Collected data:
○ ○ ○

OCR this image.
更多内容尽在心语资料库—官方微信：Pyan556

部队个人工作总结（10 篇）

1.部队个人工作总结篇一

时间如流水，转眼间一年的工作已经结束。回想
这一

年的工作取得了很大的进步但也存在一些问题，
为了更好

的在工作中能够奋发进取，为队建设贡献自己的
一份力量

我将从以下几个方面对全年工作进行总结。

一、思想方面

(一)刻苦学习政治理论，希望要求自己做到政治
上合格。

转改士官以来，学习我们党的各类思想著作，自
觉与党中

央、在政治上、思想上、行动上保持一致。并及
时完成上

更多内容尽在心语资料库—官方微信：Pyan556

○ ○ ○

Nothing should be left out: return all of the records exactly.

_EXERCISE RESPONSE_
OCR this image.
更多内容尽在心语资料库—官方微信：Pyan556

部队个人工作总结（10 篇）

1.部队个人工作总结篇一

时间如流水，转眼间一年的工作已经结束。回想
这一

年的工作取得了很大的进步但也存在一些问题，
为了更好

的在工作中能够奋发进取，为队建设贡献自己的
一份力量

我将从以下几个方面对全年工作进行总结。

一、思想方面

(一)刻苦学习政治理论，希望要求自己做到政治
上合格。

转改士官以来，学习我们党的各类思想著作，自
觉与党中

央、在政治上、思想上、行动上保持一致。并及
时完成上

更多内容尽在心语资料库—官方微信：Pyan556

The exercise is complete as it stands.